(Collected data)

## Start

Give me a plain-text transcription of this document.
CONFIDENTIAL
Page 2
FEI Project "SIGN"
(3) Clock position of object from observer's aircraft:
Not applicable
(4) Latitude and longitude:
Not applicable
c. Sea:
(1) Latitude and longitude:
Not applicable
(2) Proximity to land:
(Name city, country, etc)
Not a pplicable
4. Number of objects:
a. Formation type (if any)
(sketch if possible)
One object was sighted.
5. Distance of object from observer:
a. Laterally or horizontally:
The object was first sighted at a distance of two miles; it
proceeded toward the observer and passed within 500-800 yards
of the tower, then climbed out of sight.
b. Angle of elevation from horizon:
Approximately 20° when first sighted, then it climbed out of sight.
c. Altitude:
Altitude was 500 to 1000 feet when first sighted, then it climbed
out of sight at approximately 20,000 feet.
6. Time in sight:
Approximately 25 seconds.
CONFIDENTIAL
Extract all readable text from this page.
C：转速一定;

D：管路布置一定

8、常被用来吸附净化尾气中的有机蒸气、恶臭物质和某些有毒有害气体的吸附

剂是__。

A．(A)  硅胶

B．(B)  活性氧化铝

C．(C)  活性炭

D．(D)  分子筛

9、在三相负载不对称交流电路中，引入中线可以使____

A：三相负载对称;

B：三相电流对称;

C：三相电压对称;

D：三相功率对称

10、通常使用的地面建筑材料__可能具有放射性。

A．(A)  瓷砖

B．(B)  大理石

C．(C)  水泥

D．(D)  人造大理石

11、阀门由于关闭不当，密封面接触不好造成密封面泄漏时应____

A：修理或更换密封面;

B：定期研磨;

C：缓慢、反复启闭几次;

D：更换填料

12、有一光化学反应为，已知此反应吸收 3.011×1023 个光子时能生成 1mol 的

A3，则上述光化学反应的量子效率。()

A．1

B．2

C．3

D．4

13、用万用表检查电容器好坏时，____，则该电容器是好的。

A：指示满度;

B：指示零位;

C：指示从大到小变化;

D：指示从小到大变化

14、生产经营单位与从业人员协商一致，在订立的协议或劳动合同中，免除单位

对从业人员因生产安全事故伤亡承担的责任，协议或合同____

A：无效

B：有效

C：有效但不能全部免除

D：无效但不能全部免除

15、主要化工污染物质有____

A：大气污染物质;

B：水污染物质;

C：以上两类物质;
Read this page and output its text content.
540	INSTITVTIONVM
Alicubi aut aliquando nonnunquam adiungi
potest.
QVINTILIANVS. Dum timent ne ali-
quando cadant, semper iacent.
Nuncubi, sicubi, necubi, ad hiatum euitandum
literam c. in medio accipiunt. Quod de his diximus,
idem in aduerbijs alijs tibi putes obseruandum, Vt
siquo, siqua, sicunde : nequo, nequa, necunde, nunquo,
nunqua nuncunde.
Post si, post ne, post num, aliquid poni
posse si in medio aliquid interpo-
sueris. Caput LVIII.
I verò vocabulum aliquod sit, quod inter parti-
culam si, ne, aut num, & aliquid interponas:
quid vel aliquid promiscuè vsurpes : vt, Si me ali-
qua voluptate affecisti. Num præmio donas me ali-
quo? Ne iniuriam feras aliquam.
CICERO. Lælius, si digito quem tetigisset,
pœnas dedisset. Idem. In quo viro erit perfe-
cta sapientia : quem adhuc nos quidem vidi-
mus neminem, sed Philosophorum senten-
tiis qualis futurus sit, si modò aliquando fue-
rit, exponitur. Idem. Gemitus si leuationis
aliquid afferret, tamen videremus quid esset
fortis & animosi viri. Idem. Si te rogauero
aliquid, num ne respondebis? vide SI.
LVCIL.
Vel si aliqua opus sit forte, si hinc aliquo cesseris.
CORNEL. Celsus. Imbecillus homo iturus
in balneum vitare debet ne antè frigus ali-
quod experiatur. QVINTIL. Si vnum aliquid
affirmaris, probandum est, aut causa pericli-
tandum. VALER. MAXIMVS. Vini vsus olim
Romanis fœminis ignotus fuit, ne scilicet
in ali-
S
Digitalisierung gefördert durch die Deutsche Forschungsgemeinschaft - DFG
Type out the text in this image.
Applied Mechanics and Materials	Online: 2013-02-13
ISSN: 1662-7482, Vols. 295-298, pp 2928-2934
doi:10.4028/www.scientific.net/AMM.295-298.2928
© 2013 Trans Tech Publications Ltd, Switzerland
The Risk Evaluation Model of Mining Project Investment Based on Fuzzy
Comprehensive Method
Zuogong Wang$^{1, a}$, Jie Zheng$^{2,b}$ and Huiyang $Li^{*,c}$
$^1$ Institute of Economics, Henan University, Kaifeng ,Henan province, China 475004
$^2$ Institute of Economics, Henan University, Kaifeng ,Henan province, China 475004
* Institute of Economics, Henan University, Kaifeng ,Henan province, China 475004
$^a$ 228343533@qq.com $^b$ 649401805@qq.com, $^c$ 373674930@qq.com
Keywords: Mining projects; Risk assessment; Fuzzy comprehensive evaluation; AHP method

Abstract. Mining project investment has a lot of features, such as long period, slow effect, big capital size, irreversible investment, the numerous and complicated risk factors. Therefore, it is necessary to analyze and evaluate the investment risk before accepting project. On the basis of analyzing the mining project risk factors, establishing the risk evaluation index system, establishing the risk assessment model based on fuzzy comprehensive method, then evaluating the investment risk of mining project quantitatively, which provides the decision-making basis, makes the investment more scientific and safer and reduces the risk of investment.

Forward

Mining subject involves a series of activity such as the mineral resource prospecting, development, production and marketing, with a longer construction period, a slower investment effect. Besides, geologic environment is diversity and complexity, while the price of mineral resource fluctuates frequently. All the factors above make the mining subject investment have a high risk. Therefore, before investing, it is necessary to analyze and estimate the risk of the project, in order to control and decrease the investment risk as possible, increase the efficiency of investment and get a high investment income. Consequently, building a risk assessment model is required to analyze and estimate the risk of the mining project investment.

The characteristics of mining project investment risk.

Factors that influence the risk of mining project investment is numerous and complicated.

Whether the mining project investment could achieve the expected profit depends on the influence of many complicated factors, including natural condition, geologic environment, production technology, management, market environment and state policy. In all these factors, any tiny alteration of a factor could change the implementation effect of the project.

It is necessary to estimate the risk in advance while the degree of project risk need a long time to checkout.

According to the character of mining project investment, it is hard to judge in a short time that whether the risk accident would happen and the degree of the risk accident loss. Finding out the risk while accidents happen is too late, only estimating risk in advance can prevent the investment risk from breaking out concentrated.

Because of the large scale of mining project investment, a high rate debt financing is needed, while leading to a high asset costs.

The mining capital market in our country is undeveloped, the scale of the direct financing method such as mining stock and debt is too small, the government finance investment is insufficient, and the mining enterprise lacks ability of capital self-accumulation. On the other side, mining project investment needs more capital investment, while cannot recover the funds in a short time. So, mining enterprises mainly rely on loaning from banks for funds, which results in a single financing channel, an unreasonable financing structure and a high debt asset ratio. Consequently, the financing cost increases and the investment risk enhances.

## End

Each line that holds the word "possible" should be extracted from the records.

(sketch if possible)
Mining subject involves a series of activity such as the mineral resource prospecting, development, production and marketing, with a longer construction period, a slower investment effect. Besides, geologic environment is diversity and complexity, while the price of mineral resource fluctuates frequently. All the factors above make the mining subject investment have a high risk. Therefore, before investing, it is necessary to analyze and estimate the risk of the project, in order to control and decrease the investment risk as possible, increase the efficiency of investment and get a high investment income. Consequently, building a risk assessment model is required to analyze and estimate the risk of the mining project investment.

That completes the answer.